Print every entry word for word, but omit the pictures.

--- begin Listed records ---

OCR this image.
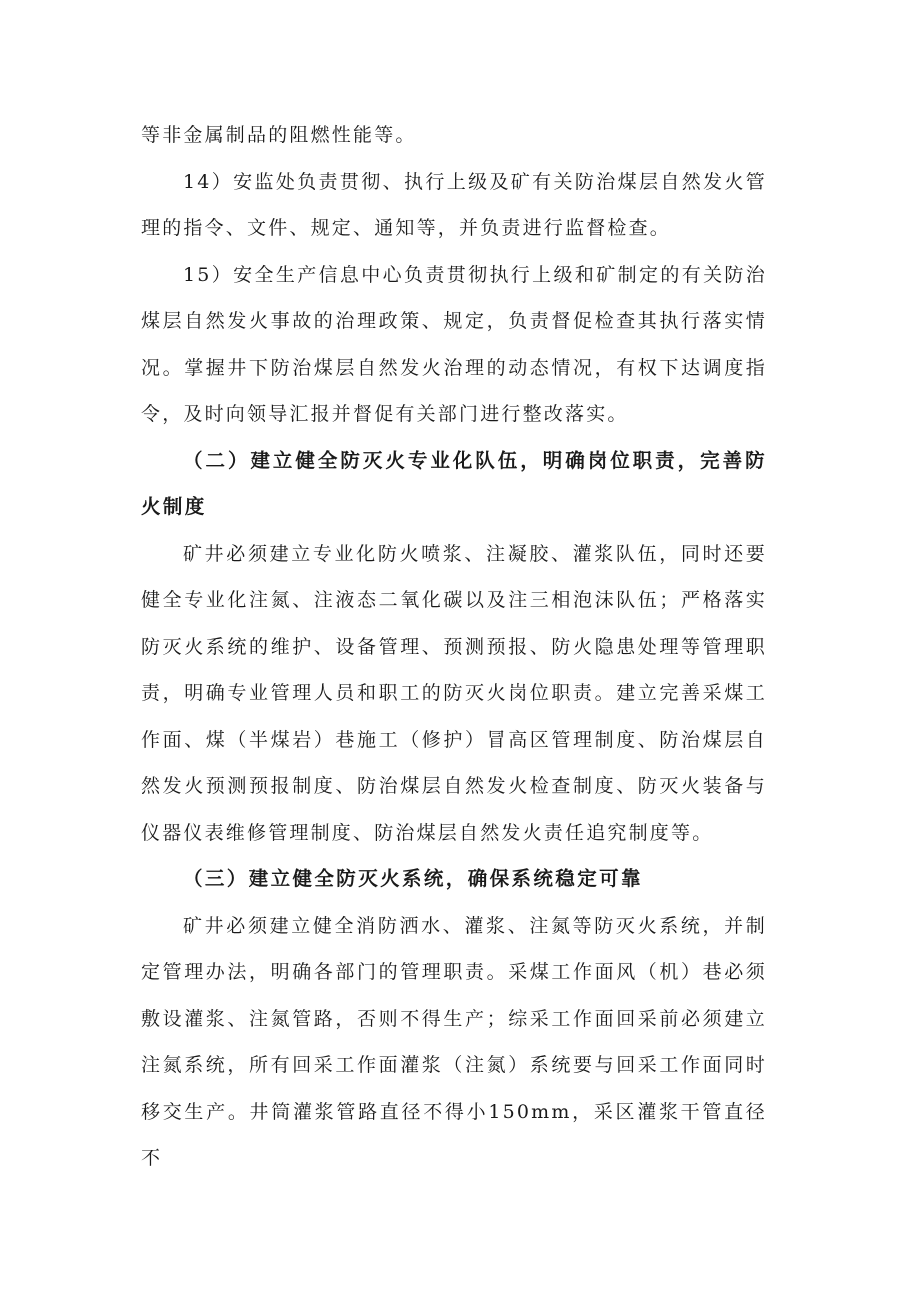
等非金属制品的阻燃性能等。

14）安监处负责贯彻、执行上级及矿有关防治煤层自然发火管理的指令、文件、规定、通知等，并负责进行监督检查。

15）安全生产信息中心负责贯彻执行上级和矿制定的有关防治煤层自然发火事故的治理政策、规定，负责督促检查其执行落实情况。掌握井下防治煤层自然发火治理的动态情况，有权下达调度指令，及时向领导汇报并督促有关部门进行整改落实。

（二）建立健全防灭火专业化队伍，明确岗位职责，完善防火制度

矿井必须建立专业化防火喷浆、注凝胶、灌浆队伍，同时还要健全专业化注氮、注液态二氧化碳以及注三相泡沫队伍；严格落实防灭火系统的维护、设备管理、预测预报、防火隐患处理等管理职责，明确专业管理人员和职工的防灭火岗位职责。建立完善采煤工作面、煤（半煤岩）巷施工（修护）冒高区管理制度、防治煤层自然发火预测预报制度、防治煤层自然发火检查制度、防灭火装备与仪器仪表维修管理制度、防治煤层自然发火责任追究制度等。

（三）建立健全防灭火系统，确保系统稳定可靠

矿井必须建立健全消防洒水、灌浆、注氮等防灭火系统，并制定管理办法，明确各部门的管理职责。采煤工作面风（机）巷必须敷设灌浆、注氮管路，否则不得生产；综采工作面回采前必须建立注氮系统，所有回采工作面灌浆（注氮）系统要与回采工作面同时移交生产。井筒灌浆管路直径不得小150mm，采区灌浆干管直径不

--- end Listed records ---

**Reply to the task**
OCR this image.
等非金属制品的阻燃性能等。

14）安监处负责贯彻、执行上级及矿有关防治煤层自然发火管理的指令、文件、规定、通知等，并负责进行监督检查。

15）安全生产信息中心负责贯彻执行上级和矿制定的有关防治煤层自然发火事故的治理政策、规定，负责督促检查其执行落实情况。掌握井下防治煤层自然发火治理的动态情况，有权下达调度指令，及时向领导汇报并督促有关部门进行整改落实。

（二）建立健全防灭火专业化队伍，明确岗位职责，完善防火制度

矿井必须建立专业化防火喷浆、注凝胶、灌浆队伍，同时还要健全专业化注氮、注液态二氧化碳以及注三相泡沫队伍；严格落实防灭火系统的维护、设备管理、预测预报、防火隐患处理等管理职责，明确专业管理人员和职工的防灭火岗位职责。建立完善采煤工作面、煤（半煤岩）巷施工（修护）冒高区管理制度、防治煤层自然发火预测预报制度、防治煤层自然发火检查制度、防灭火装备与仪器仪表维修管理制度、防治煤层自然发火责任追究制度等。

（三）建立健全防灭火系统，确保系统稳定可靠

矿井必须建立健全消防洒水、灌浆、注氮等防灭火系统，并制定管理办法，明确各部门的管理职责。采煤工作面风（机）巷必须敷设灌浆、注氮管路，否则不得生产；综采工作面回采前必须建立注氮系统，所有回采工作面灌浆（注氮）系统要与回采工作面同时移交生产。井筒灌浆管路直径不得小150mm，采区灌浆干管直径不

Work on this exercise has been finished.